# [Data for this exercise]
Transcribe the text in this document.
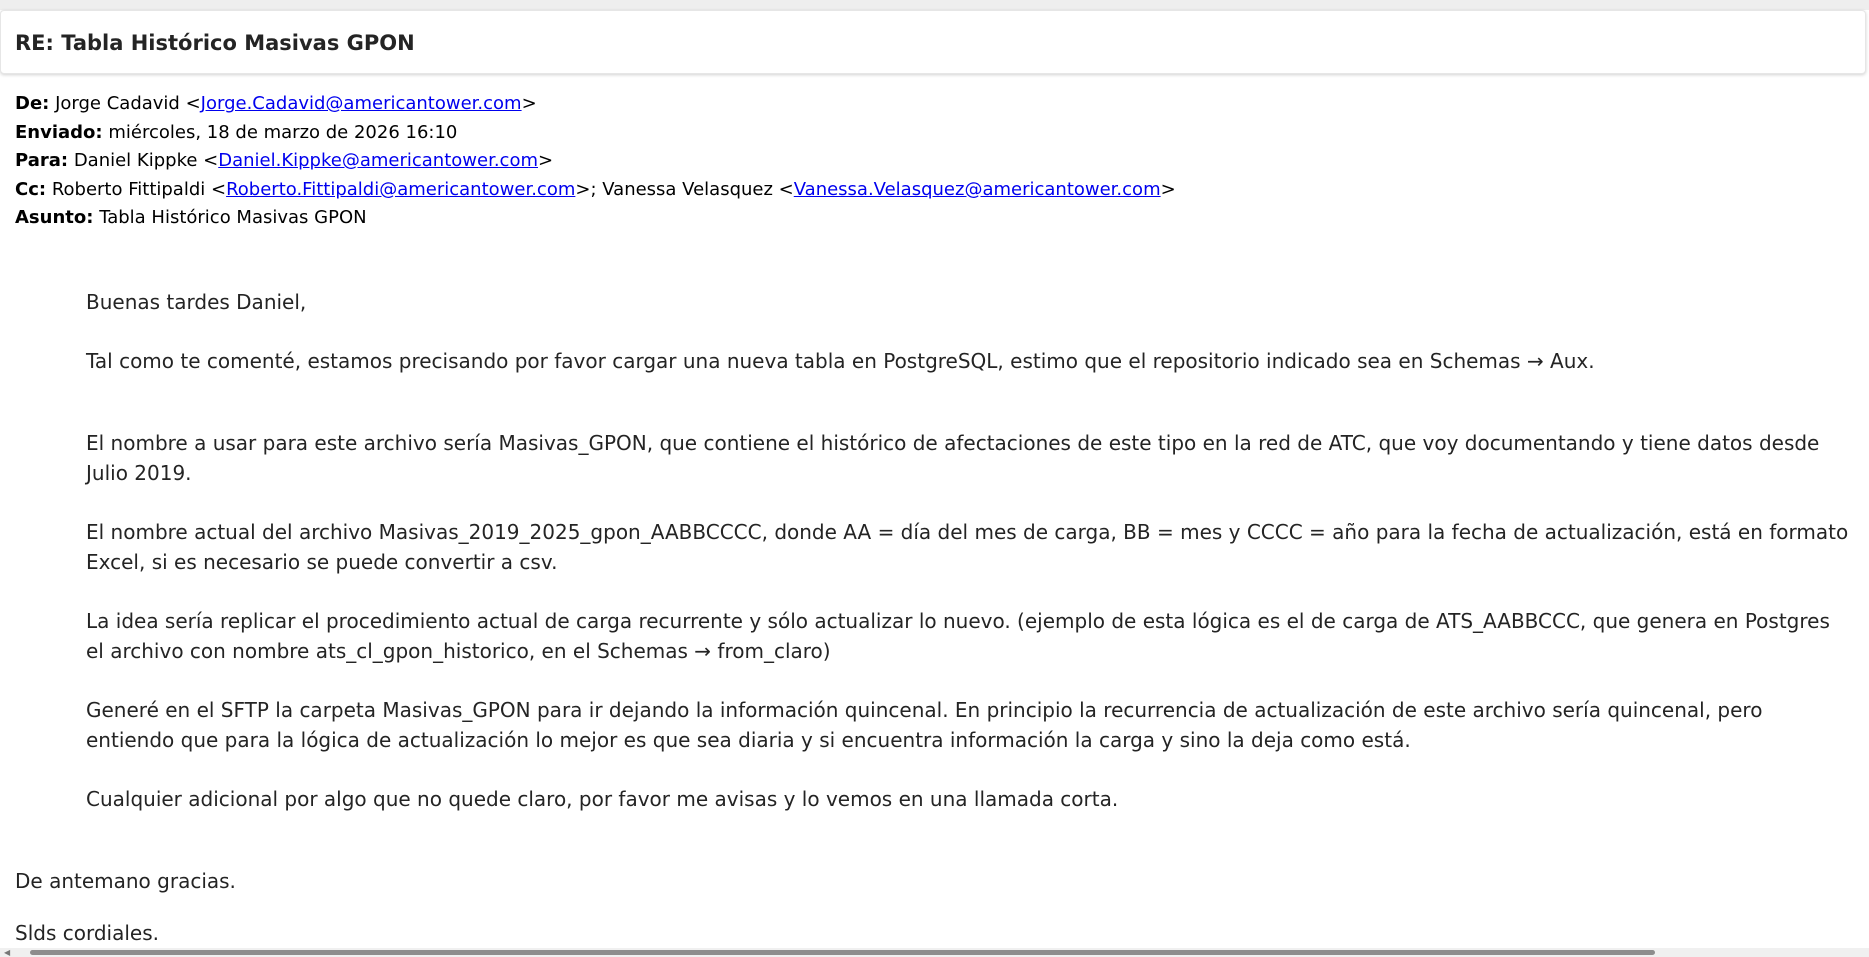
RE: Tabla Histórico Masivas GPON
De: Jorge Cadavid <Jorge.Cadavid@americantower.com>
Enviado: miércoles, 18 de marzo de 2026 16:10
Para: Daniel Kippke <Daniel.Kippke@americantower.com>
Cc: Roberto Fittipaldi <Roberto.Fittipaldi@americantower.com>; Vanessa Velasquez <Vanessa.Velasquez@americantower.com>
Asunto: Tabla Histórico Masivas GPON

Buenas tardes Daniel,

Tal como te comenté, estamos precisando por favor cargar una nueva tabla en PostgreSQL, estimo que el repositorio indicado sea en Schemas → Aux.

El nombre a usar para este archivo sería Masivas_GPON, que contiene el histórico de afectaciones de este tipo en la red de ATC, que voy documentando y tiene datos desde Julio 2019.

El nombre actual del archivo Masivas_2019_2025_gpon_AABBCCCC, donde AA = día del mes de carga, BB = mes y CCCC = año para la fecha de actualización, está en formato Excel, si es necesario se puede convertir a csv.

La idea sería replicar el procedimiento actual de carga recurrente y sólo actualizar lo nuevo. (ejemplo de esta lógica es el de carga de ATS_AABBCCC, que genera en Postgres el archivo con nombre ats_cl_gpon_historico, en el Schemas → from_claro)

Generé en el SFTP la carpeta Masivas_GPON para ir dejando la información quincenal. En principio la recurrencia de actualización de este archivo sería quincenal, pero entiendo que para la lógica de actualización lo mejor es que sea diaria y si encuentra información la carga y sino la deja como está.

Cualquier adicional por algo que no quede claro, por favor me avisas y lo vemos en una llamada corta.

De antemano gracias.
Slds cordiales.
◀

# [Aim]
Reproduce each line of the records exactly, and omit every picture.

# [Result]
Transcribe the text in this document.
RE: Tabla Histórico Masivas GPON
De: Jorge Cadavid <Jorge.Cadavid@americantower.com>
Enviado: miércoles, 18 de marzo de 2026 16:10
Para: Daniel Kippke <Daniel.Kippke@americantower.com>
Cc: Roberto Fittipaldi <Roberto.Fittipaldi@americantower.com>; Vanessa Velasquez <Vanessa.Velasquez@americantower.com>
Asunto: Tabla Histórico Masivas GPON

Buenas tardes Daniel,

Tal como te comenté, estamos precisando por favor cargar una nueva tabla en PostgreSQL, estimo que el repositorio indicado sea en Schemas → Aux.

El nombre a usar para este archivo sería Masivas_GPON, que contiene el histórico de afectaciones de este tipo en la red de ATC, que voy documentando y tiene datos desde Julio 2019.

El nombre actual del archivo Masivas_2019_2025_gpon_AABBCCCC, donde AA = día del mes de carga, BB = mes y CCCC = año para la fecha de actualización, está en formato Excel, si es necesario se puede convertir a csv.

La idea sería replicar el procedimiento actual de carga recurrente y sólo actualizar lo nuevo. (ejemplo de esta lógica es el de carga de ATS_AABBCCC, que genera en Postgres el archivo con nombre ats_cl_gpon_historico, en el Schemas → from_claro)

Generé en el SFTP la carpeta Masivas_GPON para ir dejando la información quincenal. En principio la recurrencia de actualización de este archivo sería quincenal, pero entiendo que para la lógica de actualización lo mejor es que sea diaria y si encuentra información la carga y sino la deja como está.

Cualquier adicional por algo que no quede claro, por favor me avisas y lo vemos en una llamada corta.

De antemano gracias.
Slds cordiales.
◀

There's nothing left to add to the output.